[Begin]

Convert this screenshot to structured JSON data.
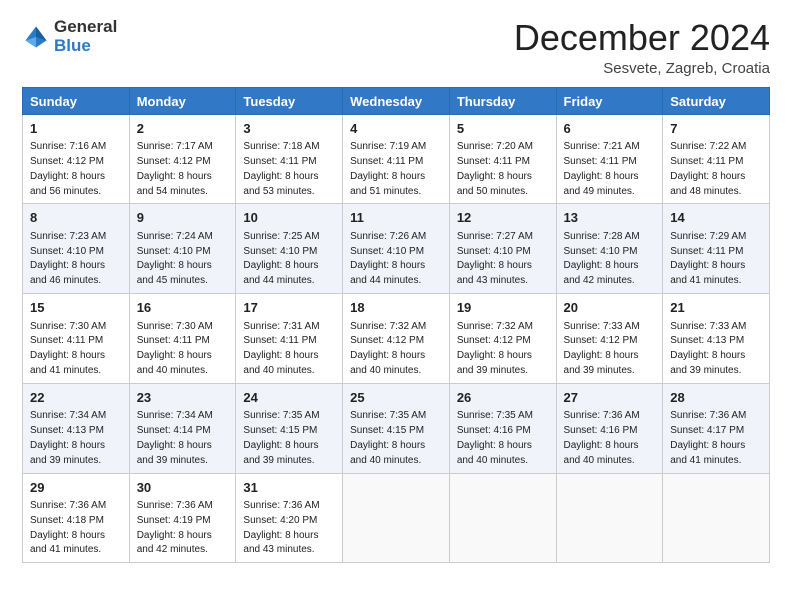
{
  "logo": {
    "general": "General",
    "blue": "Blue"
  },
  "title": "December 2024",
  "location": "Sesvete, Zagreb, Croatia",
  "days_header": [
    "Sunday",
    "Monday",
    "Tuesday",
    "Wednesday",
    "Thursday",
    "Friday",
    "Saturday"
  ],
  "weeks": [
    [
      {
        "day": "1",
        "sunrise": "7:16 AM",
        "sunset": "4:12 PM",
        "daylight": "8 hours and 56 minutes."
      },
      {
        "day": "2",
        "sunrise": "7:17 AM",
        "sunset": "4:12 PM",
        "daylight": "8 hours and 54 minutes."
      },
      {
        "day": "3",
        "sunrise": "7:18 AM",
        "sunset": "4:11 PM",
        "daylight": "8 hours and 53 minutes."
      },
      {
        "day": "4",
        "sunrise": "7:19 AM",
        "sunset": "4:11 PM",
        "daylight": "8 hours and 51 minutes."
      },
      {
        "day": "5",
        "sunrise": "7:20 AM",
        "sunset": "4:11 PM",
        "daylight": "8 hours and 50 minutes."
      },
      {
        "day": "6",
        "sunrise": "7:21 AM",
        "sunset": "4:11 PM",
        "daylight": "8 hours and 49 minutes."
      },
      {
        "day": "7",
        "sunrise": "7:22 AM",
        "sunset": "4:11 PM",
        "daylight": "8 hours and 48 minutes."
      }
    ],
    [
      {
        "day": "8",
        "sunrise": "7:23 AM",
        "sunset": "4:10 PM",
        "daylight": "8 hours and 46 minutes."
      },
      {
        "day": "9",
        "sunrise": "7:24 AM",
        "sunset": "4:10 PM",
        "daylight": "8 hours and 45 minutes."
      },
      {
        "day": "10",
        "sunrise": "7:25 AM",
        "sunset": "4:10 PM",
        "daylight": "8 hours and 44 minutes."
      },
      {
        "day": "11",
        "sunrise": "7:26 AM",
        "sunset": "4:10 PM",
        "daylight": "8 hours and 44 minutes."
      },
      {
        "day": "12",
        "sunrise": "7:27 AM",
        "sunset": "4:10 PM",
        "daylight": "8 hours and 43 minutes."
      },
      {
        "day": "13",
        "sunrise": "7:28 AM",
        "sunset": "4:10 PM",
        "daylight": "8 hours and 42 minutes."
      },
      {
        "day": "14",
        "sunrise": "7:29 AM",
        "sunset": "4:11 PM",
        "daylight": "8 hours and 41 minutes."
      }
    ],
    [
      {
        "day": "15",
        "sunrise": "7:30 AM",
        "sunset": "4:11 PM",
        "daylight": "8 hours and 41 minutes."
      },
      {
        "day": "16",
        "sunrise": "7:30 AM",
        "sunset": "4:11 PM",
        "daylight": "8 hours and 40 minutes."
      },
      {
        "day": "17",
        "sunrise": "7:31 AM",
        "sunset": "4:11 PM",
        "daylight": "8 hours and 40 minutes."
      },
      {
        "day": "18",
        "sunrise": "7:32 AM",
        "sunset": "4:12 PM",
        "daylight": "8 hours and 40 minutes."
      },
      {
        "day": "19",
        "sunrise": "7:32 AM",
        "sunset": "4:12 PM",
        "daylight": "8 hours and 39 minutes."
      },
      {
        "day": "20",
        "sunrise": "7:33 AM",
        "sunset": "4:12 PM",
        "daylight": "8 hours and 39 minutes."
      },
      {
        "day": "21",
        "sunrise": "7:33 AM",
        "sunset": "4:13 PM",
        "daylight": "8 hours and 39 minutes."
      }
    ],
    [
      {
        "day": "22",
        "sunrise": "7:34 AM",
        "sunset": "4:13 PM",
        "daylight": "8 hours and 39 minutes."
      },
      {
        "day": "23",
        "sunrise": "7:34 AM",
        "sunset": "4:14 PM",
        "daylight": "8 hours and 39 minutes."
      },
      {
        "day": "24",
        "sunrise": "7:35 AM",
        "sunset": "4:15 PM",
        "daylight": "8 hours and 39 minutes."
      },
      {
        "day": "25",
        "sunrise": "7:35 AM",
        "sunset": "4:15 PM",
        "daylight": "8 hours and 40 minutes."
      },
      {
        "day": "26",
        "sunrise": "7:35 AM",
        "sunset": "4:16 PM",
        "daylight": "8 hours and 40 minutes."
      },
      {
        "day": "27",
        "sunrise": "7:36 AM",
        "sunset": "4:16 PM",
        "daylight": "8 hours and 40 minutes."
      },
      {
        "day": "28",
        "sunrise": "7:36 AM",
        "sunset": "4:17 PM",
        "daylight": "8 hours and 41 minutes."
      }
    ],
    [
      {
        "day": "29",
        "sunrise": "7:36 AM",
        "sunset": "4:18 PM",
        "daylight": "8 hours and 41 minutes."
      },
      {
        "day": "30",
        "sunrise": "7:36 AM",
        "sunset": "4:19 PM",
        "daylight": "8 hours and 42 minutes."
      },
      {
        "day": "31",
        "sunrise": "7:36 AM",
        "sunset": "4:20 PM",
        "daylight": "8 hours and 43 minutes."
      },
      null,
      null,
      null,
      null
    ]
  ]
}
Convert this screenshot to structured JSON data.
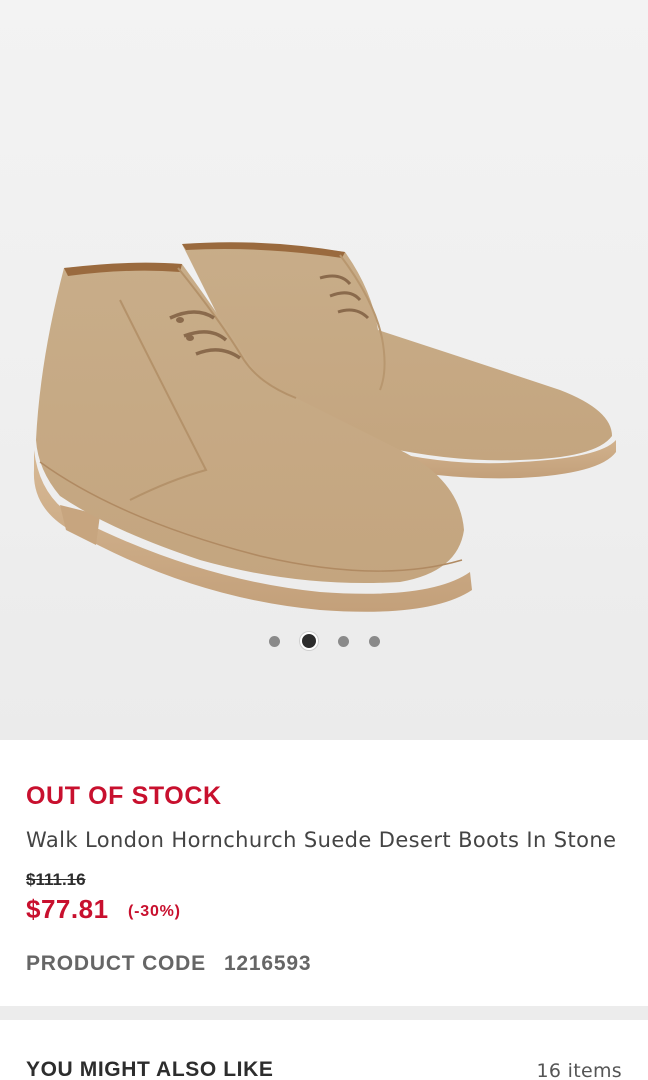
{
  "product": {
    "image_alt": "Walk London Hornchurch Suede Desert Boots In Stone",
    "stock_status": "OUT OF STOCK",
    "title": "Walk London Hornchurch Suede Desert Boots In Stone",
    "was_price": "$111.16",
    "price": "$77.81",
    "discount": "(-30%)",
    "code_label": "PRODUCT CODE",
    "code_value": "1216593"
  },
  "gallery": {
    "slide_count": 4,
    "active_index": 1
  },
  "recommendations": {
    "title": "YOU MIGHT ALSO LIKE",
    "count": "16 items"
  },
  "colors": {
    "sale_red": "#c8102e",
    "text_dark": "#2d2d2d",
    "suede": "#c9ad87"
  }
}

[End]

### Task
Return the material word for word. Pictures are not part of the copy.

### Full solution
Convert this screenshot to structured JSON data.
{
  "logo": {
    "general": "General",
    "blue": "Blue"
  },
  "title": "December 2024",
  "location": "Sesvete, Zagreb, Croatia",
  "days_header": [
    "Sunday",
    "Monday",
    "Tuesday",
    "Wednesday",
    "Thursday",
    "Friday",
    "Saturday"
  ],
  "weeks": [
    [
      {
        "day": "1",
        "sunrise": "7:16 AM",
        "sunset": "4:12 PM",
        "daylight": "8 hours and 56 minutes."
      },
      {
        "day": "2",
        "sunrise": "7:17 AM",
        "sunset": "4:12 PM",
        "daylight": "8 hours and 54 minutes."
      },
      {
        "day": "3",
        "sunrise": "7:18 AM",
        "sunset": "4:11 PM",
        "daylight": "8 hours and 53 minutes."
      },
      {
        "day": "4",
        "sunrise": "7:19 AM",
        "sunset": "4:11 PM",
        "daylight": "8 hours and 51 minutes."
      },
      {
        "day": "5",
        "sunrise": "7:20 AM",
        "sunset": "4:11 PM",
        "daylight": "8 hours and 50 minutes."
      },
      {
        "day": "6",
        "sunrise": "7:21 AM",
        "sunset": "4:11 PM",
        "daylight": "8 hours and 49 minutes."
      },
      {
        "day": "7",
        "sunrise": "7:22 AM",
        "sunset": "4:11 PM",
        "daylight": "8 hours and 48 minutes."
      }
    ],
    [
      {
        "day": "8",
        "sunrise": "7:23 AM",
        "sunset": "4:10 PM",
        "daylight": "8 hours and 46 minutes."
      },
      {
        "day": "9",
        "sunrise": "7:24 AM",
        "sunset": "4:10 PM",
        "daylight": "8 hours and 45 minutes."
      },
      {
        "day": "10",
        "sunrise": "7:25 AM",
        "sunset": "4:10 PM",
        "daylight": "8 hours and 44 minutes."
      },
      {
        "day": "11",
        "sunrise": "7:26 AM",
        "sunset": "4:10 PM",
        "daylight": "8 hours and 44 minutes."
      },
      {
        "day": "12",
        "sunrise": "7:27 AM",
        "sunset": "4:10 PM",
        "daylight": "8 hours and 43 minutes."
      },
      {
        "day": "13",
        "sunrise": "7:28 AM",
        "sunset": "4:10 PM",
        "daylight": "8 hours and 42 minutes."
      },
      {
        "day": "14",
        "sunrise": "7:29 AM",
        "sunset": "4:11 PM",
        "daylight": "8 hours and 41 minutes."
      }
    ],
    [
      {
        "day": "15",
        "sunrise": "7:30 AM",
        "sunset": "4:11 PM",
        "daylight": "8 hours and 41 minutes."
      },
      {
        "day": "16",
        "sunrise": "7:30 AM",
        "sunset": "4:11 PM",
        "daylight": "8 hours and 40 minutes."
      },
      {
        "day": "17",
        "sunrise": "7:31 AM",
        "sunset": "4:11 PM",
        "daylight": "8 hours and 40 minutes."
      },
      {
        "day": "18",
        "sunrise": "7:32 AM",
        "sunset": "4:12 PM",
        "daylight": "8 hours and 40 minutes."
      },
      {
        "day": "19",
        "sunrise": "7:32 AM",
        "sunset": "4:12 PM",
        "daylight": "8 hours and 39 minutes."
      },
      {
        "day": "20",
        "sunrise": "7:33 AM",
        "sunset": "4:12 PM",
        "daylight": "8 hours and 39 minutes."
      },
      {
        "day": "21",
        "sunrise": "7:33 AM",
        "sunset": "4:13 PM",
        "daylight": "8 hours and 39 minutes."
      }
    ],
    [
      {
        "day": "22",
        "sunrise": "7:34 AM",
        "sunset": "4:13 PM",
        "daylight": "8 hours and 39 minutes."
      },
      {
        "day": "23",
        "sunrise": "7:34 AM",
        "sunset": "4:14 PM",
        "daylight": "8 hours and 39 minutes."
      },
      {
        "day": "24",
        "sunrise": "7:35 AM",
        "sunset": "4:15 PM",
        "daylight": "8 hours and 39 minutes."
      },
      {
        "day": "25",
        "sunrise": "7:35 AM",
        "sunset": "4:15 PM",
        "daylight": "8 hours and 40 minutes."
      },
      {
        "day": "26",
        "sunrise": "7:35 AM",
        "sunset": "4:16 PM",
        "daylight": "8 hours and 40 minutes."
      },
      {
        "day": "27",
        "sunrise": "7:36 AM",
        "sunset": "4:16 PM",
        "daylight": "8 hours and 40 minutes."
      },
      {
        "day": "28",
        "sunrise": "7:36 AM",
        "sunset": "4:17 PM",
        "daylight": "8 hours and 41 minutes."
      }
    ],
    [
      {
        "day": "29",
        "sunrise": "7:36 AM",
        "sunset": "4:18 PM",
        "daylight": "8 hours and 41 minutes."
      },
      {
        "day": "30",
        "sunrise": "7:36 AM",
        "sunset": "4:19 PM",
        "daylight": "8 hours and 42 minutes."
      },
      {
        "day": "31",
        "sunrise": "7:36 AM",
        "sunset": "4:20 PM",
        "daylight": "8 hours and 43 minutes."
      },
      null,
      null,
      null,
      null
    ]
  ]
}
Convert this screenshot to structured JSON data.
{
  "product": {
    "image_alt": "Walk London Hornchurch Suede Desert Boots In Stone",
    "stock_status": "OUT OF STOCK",
    "title": "Walk London Hornchurch Suede Desert Boots In Stone",
    "was_price": "$111.16",
    "price": "$77.81",
    "discount": "(-30%)",
    "code_label": "PRODUCT CODE",
    "code_value": "1216593"
  },
  "gallery": {
    "slide_count": 4,
    "active_index": 1
  },
  "recommendations": {
    "title": "YOU MIGHT ALSO LIKE",
    "count": "16 items"
  },
  "colors": {
    "sale_red": "#c8102e",
    "text_dark": "#2d2d2d",
    "suede": "#c9ad87"
  }
}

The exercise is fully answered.